Start

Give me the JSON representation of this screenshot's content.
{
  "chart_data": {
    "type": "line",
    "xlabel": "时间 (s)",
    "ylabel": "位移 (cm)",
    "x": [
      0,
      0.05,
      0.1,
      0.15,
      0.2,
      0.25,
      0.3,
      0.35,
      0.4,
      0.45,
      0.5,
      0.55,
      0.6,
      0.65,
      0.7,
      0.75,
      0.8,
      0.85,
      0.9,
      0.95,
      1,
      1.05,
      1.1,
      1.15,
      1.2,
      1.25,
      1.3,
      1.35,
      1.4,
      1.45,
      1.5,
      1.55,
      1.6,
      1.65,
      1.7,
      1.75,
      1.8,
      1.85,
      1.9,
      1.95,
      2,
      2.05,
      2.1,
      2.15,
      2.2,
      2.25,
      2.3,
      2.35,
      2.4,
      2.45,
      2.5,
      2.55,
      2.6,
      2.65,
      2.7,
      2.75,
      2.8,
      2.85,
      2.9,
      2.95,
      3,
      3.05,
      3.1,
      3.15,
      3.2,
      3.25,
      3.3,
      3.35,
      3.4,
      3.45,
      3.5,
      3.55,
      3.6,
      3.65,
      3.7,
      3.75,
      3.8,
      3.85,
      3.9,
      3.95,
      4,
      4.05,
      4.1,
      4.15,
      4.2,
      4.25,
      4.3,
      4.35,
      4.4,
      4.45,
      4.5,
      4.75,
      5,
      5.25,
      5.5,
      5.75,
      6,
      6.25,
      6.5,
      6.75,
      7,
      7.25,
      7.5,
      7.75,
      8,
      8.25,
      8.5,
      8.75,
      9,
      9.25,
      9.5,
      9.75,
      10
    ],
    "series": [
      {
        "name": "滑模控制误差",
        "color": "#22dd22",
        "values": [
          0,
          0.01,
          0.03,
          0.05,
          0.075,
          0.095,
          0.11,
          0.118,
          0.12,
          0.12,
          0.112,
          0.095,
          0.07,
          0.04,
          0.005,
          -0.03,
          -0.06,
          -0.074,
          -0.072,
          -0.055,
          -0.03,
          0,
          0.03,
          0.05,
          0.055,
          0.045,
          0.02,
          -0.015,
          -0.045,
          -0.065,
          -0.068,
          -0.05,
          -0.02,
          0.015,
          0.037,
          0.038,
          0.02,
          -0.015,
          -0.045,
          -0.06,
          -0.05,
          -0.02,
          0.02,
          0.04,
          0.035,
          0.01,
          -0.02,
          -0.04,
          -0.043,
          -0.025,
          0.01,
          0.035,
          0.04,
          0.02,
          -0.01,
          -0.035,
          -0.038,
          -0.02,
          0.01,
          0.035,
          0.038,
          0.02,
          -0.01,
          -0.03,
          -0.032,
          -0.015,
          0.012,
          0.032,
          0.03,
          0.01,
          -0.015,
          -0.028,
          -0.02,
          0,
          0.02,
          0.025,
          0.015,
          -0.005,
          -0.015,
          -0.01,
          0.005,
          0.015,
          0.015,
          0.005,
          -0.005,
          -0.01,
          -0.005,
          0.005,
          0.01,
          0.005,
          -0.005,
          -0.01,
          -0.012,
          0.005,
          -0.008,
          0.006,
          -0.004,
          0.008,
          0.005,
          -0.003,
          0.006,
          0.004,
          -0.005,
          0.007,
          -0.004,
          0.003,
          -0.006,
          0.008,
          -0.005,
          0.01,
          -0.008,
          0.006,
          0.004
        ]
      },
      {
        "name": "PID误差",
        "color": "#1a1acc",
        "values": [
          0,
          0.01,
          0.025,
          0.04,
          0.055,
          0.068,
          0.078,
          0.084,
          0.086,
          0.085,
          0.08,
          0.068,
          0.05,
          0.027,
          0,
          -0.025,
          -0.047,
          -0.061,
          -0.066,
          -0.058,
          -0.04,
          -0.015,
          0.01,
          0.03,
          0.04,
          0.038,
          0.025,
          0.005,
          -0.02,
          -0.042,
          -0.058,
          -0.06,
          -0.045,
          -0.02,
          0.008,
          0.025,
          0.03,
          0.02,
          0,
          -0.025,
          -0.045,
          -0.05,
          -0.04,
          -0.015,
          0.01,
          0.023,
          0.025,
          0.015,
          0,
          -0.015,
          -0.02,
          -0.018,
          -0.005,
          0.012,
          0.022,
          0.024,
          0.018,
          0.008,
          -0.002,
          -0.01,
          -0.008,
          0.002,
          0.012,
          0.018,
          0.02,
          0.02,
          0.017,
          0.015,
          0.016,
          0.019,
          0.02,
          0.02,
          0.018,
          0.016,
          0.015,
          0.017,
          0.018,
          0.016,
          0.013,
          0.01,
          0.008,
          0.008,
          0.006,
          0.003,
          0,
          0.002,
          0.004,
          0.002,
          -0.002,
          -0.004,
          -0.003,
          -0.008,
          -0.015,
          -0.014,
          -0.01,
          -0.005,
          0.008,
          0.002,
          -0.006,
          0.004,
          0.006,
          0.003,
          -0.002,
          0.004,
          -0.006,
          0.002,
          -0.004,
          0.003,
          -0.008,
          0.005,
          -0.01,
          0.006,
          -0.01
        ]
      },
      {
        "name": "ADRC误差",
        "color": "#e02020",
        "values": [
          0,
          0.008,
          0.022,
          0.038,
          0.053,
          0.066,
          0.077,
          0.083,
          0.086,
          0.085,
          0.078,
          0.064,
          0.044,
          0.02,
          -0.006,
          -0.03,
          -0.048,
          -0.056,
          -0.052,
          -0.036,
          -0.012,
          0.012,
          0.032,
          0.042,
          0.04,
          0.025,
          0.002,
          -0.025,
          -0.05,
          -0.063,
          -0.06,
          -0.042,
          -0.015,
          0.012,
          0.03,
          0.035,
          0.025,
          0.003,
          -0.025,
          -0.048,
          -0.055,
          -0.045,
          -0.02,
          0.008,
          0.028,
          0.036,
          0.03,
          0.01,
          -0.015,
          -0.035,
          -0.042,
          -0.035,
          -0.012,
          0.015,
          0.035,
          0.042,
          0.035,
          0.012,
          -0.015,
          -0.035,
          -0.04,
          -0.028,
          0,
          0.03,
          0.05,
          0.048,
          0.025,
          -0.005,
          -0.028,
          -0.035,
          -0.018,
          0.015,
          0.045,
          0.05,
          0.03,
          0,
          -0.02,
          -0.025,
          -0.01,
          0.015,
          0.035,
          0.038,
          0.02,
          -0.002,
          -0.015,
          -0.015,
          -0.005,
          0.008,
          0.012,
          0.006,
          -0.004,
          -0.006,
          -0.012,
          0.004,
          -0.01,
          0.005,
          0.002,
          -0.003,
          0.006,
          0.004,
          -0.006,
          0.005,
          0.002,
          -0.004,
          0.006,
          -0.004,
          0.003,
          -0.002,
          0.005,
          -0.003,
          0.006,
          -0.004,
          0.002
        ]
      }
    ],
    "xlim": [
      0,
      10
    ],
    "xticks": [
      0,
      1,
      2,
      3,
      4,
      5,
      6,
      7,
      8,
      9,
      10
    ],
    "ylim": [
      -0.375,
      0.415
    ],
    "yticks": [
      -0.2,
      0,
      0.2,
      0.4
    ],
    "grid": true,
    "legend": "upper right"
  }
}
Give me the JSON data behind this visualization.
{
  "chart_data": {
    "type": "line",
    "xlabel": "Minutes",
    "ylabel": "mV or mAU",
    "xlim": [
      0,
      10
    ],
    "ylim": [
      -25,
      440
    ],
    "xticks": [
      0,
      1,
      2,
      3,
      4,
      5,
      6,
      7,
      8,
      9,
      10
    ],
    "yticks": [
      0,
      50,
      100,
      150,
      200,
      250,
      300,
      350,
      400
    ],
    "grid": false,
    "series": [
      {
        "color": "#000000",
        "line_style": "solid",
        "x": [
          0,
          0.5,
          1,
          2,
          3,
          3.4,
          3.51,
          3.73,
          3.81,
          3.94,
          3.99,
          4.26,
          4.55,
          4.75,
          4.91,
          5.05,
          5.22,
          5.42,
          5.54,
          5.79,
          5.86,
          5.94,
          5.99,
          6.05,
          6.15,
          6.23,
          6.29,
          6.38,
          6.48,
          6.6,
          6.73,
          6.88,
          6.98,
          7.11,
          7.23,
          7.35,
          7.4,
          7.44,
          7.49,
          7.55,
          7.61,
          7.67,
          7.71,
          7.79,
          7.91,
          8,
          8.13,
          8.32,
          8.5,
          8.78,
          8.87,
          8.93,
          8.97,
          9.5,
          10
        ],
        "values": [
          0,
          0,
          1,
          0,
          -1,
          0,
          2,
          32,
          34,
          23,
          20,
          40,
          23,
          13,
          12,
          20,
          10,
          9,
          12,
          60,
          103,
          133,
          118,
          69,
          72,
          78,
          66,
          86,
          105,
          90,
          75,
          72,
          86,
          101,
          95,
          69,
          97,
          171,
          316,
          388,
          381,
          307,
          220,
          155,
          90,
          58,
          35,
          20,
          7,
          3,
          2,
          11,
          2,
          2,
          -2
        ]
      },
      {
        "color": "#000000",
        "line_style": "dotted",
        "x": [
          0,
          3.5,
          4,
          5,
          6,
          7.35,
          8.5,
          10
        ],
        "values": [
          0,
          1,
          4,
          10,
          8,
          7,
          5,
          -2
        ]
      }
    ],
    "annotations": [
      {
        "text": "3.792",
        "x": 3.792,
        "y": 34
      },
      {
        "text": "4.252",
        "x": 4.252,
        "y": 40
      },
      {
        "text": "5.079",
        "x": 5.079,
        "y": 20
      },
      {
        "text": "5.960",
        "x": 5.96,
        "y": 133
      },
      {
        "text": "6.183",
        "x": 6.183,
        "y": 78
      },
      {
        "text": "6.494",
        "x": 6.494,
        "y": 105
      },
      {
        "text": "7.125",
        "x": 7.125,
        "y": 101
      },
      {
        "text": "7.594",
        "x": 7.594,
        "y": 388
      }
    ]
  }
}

End

§ **WRITTEN REQUEST**: Find the lines that include the string "JSON", then copy each of them.

§ **RESPONSE**:
Give me the JSON representation of this screenshot's content.
Give me the JSON data behind this visualization.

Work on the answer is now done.